## Description of the task
Every record below should be transcribed exactly. Omit the images.

## Supplied entries
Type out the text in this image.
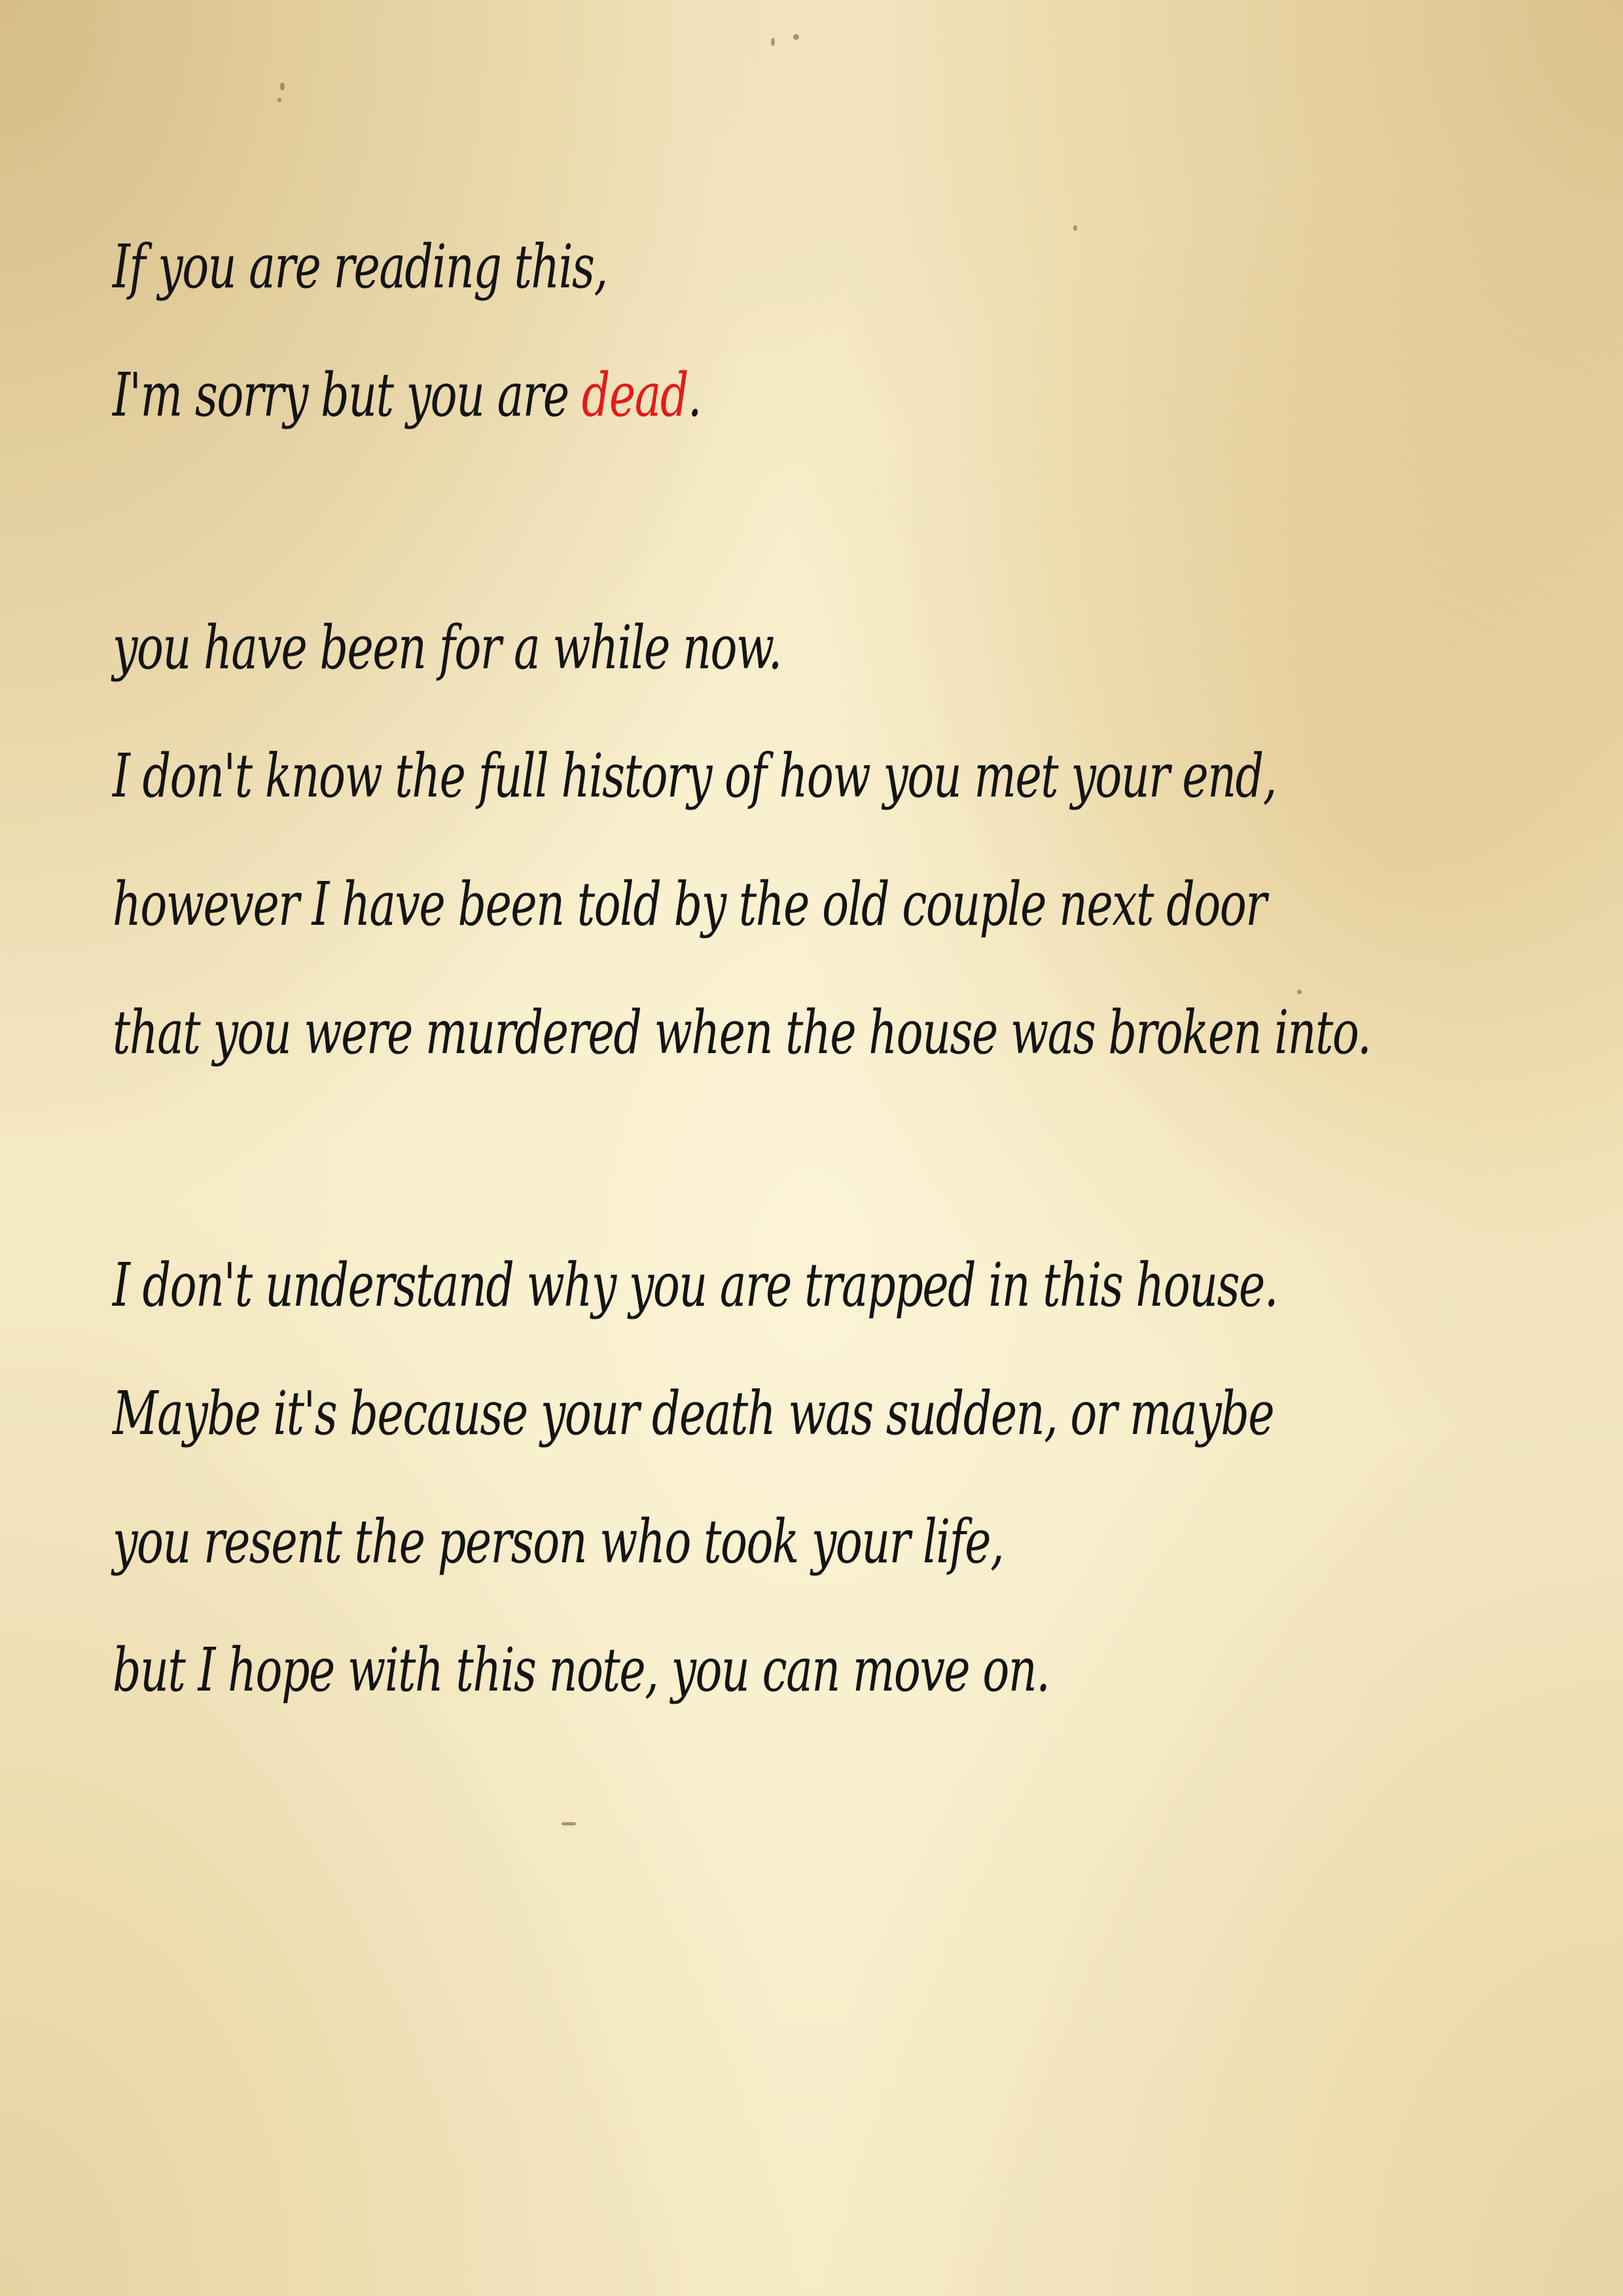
If you are reading this,
I'm sorry but you are dead.
you have been for a while now.
I don't know the full history of how you met your end,
however I have been told by the old couple next door
that you were murdered when the house was broken into.
I don't understand why you are trapped in this house.
Maybe it's because your death was sudden, or maybe
you resent the person who took your life,
but I hope with this note, you can move on.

## Answer to this problem
Type out the text in this image.
If you are reading this,
I'm sorry but you are dead.
you have been for a while now.
I don't know the full history of how you met your end,
however I have been told by the old couple next door
that you were murdered when the house was broken into.
I don't understand why you are trapped in this house.
Maybe it's because your death was sudden, or maybe
you resent the person who took your life,
but I hope with this note, you can move on.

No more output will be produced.